-- Start of Given text --
Data_606_Lab_5_Foundations for statistical inference

set.seed(500)
library(tidyverse)

## ── Attaching packages ─────────────────────────────────────── tidyverse 1.3.2 ──
## ✔ ggplot2 3.3.6     ✔ purrr   0.3.4
## ✔ tibble  3.1.8     ✔ dplyr   1.0.9
## ✔ tidyr   1.2.0     ✔ stringr 1.4.1
## ✔ readr   2.1.2     ✔ forcats 0.5.2
## ── Conflicts ────────────────────────────────────────── tidyverse_conflicts() ──
## ✖ dplyr::filter() masks stats::filter()
## ✖ dplyr::lag()    masks stats::lag()

library(openintro)

## Loading required package: airports
## Loading required package: cherryblossom
## Loading required package: usdata

library(infer)

us_adults <- tibble(
  climate_change_affects = c(rep("Yes", 62000), rep("No", 38000))
)

ggplot(us_adults, aes(x = climate_change_affects)) +
  geom_bar() +
  labs(
    x = "", y = "",
    title = "Do you think climate change is affecting your local community?"
  ) +
  coord_flip()

us_adults %>%
  count(climate_change_affects) %>%
  mutate(p = n /sum(n))

## # A tibble: 2 × 3
##   climate_change_affects     n     p
##   <chr>                  <int> <dbl>
## 1 No                     38000  0.38
## 2 Yes                    62000  0.62

n <- 60
samp <- us_adults %>%
  sample_n(size = n)

Exercise 1

62% of the adults in my sample think climate change affects their local community.

us_adults %>%
  count(climate_change_affects) %>%
  mutate(p = n /sum(n))

## # A tibble: 2 × 3
##   climate_change_affects     n     p
##   <chr>                  <int> <dbl>
## 1 No                     38000  0.38
## 2 Yes                    62000  0.62

Exercise 2

I would expect another student’s sample proportion to be similar but not identical to mine because sample proportions can vary from sample to sample by taking smaller samples from the population. The sample is randomly selected so the sample result would always come out a little different everytime you run the sample code.
-- End of Given text --
-- Start of Data shown --
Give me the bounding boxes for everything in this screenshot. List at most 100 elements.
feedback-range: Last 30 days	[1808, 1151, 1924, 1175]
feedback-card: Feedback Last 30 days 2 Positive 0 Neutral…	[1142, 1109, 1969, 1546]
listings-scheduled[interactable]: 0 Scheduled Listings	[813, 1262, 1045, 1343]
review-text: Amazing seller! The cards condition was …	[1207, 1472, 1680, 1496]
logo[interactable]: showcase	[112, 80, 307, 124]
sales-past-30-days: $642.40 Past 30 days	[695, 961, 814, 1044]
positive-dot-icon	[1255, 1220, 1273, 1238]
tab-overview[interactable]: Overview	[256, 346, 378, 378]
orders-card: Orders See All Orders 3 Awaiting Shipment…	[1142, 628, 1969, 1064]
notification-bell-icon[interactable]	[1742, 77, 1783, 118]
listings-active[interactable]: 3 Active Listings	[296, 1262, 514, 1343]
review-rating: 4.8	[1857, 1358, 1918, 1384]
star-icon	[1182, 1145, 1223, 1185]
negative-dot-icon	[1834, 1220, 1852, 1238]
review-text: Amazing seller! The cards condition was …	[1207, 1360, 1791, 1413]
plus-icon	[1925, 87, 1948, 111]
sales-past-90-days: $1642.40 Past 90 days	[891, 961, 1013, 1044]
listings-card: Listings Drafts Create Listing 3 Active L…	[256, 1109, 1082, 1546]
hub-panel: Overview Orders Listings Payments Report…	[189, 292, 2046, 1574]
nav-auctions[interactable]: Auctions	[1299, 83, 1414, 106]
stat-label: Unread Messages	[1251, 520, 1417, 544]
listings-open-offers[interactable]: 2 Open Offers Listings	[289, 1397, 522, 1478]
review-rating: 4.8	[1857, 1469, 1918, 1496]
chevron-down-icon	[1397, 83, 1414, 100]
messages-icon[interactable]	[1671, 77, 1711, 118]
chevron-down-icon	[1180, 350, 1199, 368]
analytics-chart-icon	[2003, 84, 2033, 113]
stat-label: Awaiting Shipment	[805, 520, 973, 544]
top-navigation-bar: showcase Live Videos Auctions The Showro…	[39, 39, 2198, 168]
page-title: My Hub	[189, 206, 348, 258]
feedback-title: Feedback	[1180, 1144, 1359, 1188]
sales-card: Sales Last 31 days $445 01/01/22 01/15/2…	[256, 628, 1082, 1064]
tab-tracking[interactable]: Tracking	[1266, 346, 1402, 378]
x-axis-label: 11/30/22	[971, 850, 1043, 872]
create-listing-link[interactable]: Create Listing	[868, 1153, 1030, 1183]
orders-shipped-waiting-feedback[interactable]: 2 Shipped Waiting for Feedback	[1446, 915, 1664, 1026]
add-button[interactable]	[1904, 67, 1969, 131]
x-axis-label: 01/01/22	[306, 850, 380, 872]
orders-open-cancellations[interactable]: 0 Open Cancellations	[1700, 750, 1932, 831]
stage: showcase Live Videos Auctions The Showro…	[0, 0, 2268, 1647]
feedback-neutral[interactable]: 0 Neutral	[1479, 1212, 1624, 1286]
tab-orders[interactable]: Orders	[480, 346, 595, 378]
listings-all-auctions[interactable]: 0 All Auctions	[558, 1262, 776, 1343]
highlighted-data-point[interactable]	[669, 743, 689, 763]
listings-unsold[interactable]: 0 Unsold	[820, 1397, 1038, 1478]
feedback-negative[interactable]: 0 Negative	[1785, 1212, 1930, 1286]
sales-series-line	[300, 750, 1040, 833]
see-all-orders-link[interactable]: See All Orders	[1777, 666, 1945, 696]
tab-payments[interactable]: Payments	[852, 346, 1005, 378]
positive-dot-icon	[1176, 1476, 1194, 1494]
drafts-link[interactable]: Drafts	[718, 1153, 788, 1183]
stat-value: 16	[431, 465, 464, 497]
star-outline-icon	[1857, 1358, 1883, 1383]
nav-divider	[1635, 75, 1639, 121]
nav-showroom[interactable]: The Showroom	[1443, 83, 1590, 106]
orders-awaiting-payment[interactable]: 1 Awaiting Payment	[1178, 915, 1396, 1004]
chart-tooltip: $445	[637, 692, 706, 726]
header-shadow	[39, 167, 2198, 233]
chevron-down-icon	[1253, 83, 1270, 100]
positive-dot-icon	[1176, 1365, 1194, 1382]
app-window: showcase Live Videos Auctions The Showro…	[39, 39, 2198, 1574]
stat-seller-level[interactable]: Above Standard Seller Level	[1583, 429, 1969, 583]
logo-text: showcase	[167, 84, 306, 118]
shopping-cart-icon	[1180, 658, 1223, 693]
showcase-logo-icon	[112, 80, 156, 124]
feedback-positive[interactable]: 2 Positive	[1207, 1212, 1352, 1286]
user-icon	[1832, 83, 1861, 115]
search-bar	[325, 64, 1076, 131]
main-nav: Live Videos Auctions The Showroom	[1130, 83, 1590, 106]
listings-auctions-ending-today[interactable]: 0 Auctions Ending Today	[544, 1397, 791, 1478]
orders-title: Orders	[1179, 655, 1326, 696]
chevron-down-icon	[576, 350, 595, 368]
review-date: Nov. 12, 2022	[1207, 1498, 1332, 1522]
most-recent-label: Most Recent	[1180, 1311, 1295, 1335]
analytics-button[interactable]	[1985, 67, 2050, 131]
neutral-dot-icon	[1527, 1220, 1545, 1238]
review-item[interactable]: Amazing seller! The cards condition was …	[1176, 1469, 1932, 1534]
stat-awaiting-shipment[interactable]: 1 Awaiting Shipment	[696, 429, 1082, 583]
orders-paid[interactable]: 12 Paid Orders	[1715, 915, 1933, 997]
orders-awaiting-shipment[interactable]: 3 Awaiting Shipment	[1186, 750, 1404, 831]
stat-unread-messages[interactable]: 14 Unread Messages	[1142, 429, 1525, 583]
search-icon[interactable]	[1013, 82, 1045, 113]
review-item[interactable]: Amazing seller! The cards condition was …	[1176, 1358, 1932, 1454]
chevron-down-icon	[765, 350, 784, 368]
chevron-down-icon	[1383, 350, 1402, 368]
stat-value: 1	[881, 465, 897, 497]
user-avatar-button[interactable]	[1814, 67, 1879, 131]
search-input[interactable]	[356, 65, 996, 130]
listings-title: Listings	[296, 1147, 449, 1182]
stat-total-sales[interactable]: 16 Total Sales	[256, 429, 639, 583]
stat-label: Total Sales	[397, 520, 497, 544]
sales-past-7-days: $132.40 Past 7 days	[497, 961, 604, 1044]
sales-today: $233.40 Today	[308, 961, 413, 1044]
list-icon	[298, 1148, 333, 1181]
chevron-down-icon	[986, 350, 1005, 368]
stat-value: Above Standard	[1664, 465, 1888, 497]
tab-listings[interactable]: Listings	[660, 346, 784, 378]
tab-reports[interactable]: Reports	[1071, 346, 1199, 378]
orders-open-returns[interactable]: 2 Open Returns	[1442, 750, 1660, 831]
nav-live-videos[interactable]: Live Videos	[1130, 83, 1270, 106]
-- End of Data shown --
In the statistical inference lab, how many adults in the population answered "No" to whether climate change is affecting their local community?

38,000